Exercise -> Repeat, exactly and completely, the entries shown underneath.
-----
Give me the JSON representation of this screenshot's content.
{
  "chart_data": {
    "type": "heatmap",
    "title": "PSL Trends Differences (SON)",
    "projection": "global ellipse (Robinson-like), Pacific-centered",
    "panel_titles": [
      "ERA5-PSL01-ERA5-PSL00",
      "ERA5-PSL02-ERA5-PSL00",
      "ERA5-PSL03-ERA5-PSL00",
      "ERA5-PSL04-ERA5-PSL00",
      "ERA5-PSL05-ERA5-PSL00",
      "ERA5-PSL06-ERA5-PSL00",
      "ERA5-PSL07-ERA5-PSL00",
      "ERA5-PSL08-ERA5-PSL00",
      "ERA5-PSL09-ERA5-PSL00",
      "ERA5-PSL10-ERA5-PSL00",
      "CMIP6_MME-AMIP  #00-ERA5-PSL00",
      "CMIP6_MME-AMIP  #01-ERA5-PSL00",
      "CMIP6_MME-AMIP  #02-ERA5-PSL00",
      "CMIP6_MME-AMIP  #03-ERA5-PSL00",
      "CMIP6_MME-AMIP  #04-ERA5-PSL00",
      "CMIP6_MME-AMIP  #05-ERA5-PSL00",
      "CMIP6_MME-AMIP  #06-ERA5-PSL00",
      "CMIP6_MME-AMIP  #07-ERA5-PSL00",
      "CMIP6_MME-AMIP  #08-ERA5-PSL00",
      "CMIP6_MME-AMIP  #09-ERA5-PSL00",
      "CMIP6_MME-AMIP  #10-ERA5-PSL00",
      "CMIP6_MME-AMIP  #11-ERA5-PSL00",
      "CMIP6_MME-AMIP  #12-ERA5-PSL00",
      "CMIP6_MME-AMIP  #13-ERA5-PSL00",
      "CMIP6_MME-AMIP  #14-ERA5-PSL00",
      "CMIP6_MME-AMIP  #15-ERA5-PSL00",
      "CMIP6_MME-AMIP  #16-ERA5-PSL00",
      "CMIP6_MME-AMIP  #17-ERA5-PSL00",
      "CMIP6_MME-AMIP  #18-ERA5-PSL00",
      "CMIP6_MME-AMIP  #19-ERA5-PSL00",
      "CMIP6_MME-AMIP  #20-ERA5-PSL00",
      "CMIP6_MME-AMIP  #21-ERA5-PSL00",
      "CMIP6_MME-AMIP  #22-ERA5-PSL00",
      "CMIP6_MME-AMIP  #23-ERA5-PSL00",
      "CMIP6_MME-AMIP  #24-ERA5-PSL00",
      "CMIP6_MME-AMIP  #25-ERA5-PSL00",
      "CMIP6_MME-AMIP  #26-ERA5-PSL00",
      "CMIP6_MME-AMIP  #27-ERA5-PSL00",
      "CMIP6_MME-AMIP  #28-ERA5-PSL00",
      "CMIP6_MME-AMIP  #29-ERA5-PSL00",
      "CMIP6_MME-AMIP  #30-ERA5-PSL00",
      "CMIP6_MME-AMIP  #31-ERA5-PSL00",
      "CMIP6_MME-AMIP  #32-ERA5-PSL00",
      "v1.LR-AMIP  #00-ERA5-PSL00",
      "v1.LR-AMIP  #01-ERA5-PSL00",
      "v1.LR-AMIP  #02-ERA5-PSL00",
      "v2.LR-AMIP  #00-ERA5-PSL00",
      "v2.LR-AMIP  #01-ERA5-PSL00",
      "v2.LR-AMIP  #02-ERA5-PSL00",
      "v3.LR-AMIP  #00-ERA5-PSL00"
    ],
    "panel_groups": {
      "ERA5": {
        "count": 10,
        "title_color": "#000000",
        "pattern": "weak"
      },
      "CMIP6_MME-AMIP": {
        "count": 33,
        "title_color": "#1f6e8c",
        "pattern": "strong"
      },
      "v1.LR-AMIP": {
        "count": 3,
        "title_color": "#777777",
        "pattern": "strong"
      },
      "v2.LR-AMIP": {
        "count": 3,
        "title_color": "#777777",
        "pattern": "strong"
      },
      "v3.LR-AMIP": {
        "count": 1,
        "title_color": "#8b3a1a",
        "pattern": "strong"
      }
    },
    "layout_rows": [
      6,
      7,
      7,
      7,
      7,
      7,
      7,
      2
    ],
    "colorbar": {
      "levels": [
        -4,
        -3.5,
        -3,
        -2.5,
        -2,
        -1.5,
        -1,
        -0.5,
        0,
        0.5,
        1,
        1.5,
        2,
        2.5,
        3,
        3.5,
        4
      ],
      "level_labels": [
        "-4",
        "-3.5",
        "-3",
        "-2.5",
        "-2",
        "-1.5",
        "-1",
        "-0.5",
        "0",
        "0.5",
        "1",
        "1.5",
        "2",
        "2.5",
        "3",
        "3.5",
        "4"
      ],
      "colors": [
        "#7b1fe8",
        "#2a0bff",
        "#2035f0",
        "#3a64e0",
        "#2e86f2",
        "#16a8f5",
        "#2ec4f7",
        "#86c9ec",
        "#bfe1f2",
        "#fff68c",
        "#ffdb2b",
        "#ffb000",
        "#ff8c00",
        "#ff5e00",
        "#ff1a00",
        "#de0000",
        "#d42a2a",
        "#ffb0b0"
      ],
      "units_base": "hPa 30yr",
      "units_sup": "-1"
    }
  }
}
-----
Task answer ->
Give me the JSON representation of this screenshot's content.
{
  "chart_data": {
    "type": "heatmap",
    "title": "PSL Trends Differences (SON)",
    "projection": "global ellipse (Robinson-like), Pacific-centered",
    "panel_titles": [
      "ERA5-PSL01-ERA5-PSL00",
      "ERA5-PSL02-ERA5-PSL00",
      "ERA5-PSL03-ERA5-PSL00",
      "ERA5-PSL04-ERA5-PSL00",
      "ERA5-PSL05-ERA5-PSL00",
      "ERA5-PSL06-ERA5-PSL00",
      "ERA5-PSL07-ERA5-PSL00",
      "ERA5-PSL08-ERA5-PSL00",
      "ERA5-PSL09-ERA5-PSL00",
      "ERA5-PSL10-ERA5-PSL00",
      "CMIP6_MME-AMIP  #00-ERA5-PSL00",
      "CMIP6_MME-AMIP  #01-ERA5-PSL00",
      "CMIP6_MME-AMIP  #02-ERA5-PSL00",
      "CMIP6_MME-AMIP  #03-ERA5-PSL00",
      "CMIP6_MME-AMIP  #04-ERA5-PSL00",
      "CMIP6_MME-AMIP  #05-ERA5-PSL00",
      "CMIP6_MME-AMIP  #06-ERA5-PSL00",
      "CMIP6_MME-AMIP  #07-ERA5-PSL00",
      "CMIP6_MME-AMIP  #08-ERA5-PSL00",
      "CMIP6_MME-AMIP  #09-ERA5-PSL00",
      "CMIP6_MME-AMIP  #10-ERA5-PSL00",
      "CMIP6_MME-AMIP  #11-ERA5-PSL00",
      "CMIP6_MME-AMIP  #12-ERA5-PSL00",
      "CMIP6_MME-AMIP  #13-ERA5-PSL00",
      "CMIP6_MME-AMIP  #14-ERA5-PSL00",
      "CMIP6_MME-AMIP  #15-ERA5-PSL00",
      "CMIP6_MME-AMIP  #16-ERA5-PSL00",
      "CMIP6_MME-AMIP  #17-ERA5-PSL00",
      "CMIP6_MME-AMIP  #18-ERA5-PSL00",
      "CMIP6_MME-AMIP  #19-ERA5-PSL00",
      "CMIP6_MME-AMIP  #20-ERA5-PSL00",
      "CMIP6_MME-AMIP  #21-ERA5-PSL00",
      "CMIP6_MME-AMIP  #22-ERA5-PSL00",
      "CMIP6_MME-AMIP  #23-ERA5-PSL00",
      "CMIP6_MME-AMIP  #24-ERA5-PSL00",
      "CMIP6_MME-AMIP  #25-ERA5-PSL00",
      "CMIP6_MME-AMIP  #26-ERA5-PSL00",
      "CMIP6_MME-AMIP  #27-ERA5-PSL00",
      "CMIP6_MME-AMIP  #28-ERA5-PSL00",
      "CMIP6_MME-AMIP  #29-ERA5-PSL00",
      "CMIP6_MME-AMIP  #30-ERA5-PSL00",
      "CMIP6_MME-AMIP  #31-ERA5-PSL00",
      "CMIP6_MME-AMIP  #32-ERA5-PSL00",
      "v1.LR-AMIP  #00-ERA5-PSL00",
      "v1.LR-AMIP  #01-ERA5-PSL00",
      "v1.LR-AMIP  #02-ERA5-PSL00",
      "v2.LR-AMIP  #00-ERA5-PSL00",
      "v2.LR-AMIP  #01-ERA5-PSL00",
      "v2.LR-AMIP  #02-ERA5-PSL00",
      "v3.LR-AMIP  #00-ERA5-PSL00"
    ],
    "panel_groups": {
      "ERA5": {
        "count": 10,
        "title_color": "#000000",
        "pattern": "weak"
      },
      "CMIP6_MME-AMIP": {
        "count": 33,
        "title_color": "#1f6e8c",
        "pattern": "strong"
      },
      "v1.LR-AMIP": {
        "count": 3,
        "title_color": "#777777",
        "pattern": "strong"
      },
      "v2.LR-AMIP": {
        "count": 3,
        "title_color": "#777777",
        "pattern": "strong"
      },
      "v3.LR-AMIP": {
        "count": 1,
        "title_color": "#8b3a1a",
        "pattern": "strong"
      }
    },
    "layout_rows": [
      6,
      7,
      7,
      7,
      7,
      7,
      7,
      2
    ],
    "colorbar": {
      "levels": [
        -4,
        -3.5,
        -3,
        -2.5,
        -2,
        -1.5,
        -1,
        -0.5,
        0,
        0.5,
        1,
        1.5,
        2,
        2.5,
        3,
        3.5,
        4
      ],
      "level_labels": [
        "-4",
        "-3.5",
        "-3",
        "-2.5",
        "-2",
        "-1.5",
        "-1",
        "-0.5",
        "0",
        "0.5",
        "1",
        "1.5",
        "2",
        "2.5",
        "3",
        "3.5",
        "4"
      ],
      "colors": [
        "#7b1fe8",
        "#2a0bff",
        "#2035f0",
        "#3a64e0",
        "#2e86f2",
        "#16a8f5",
        "#2ec4f7",
        "#86c9ec",
        "#bfe1f2",
        "#fff68c",
        "#ffdb2b",
        "#ffb000",
        "#ff8c00",
        "#ff5e00",
        "#ff1a00",
        "#de0000",
        "#d42a2a",
        "#ffb0b0"
      ],
      "units_base": "hPa 30yr",
      "units_sup": "-1"
    }
  }
}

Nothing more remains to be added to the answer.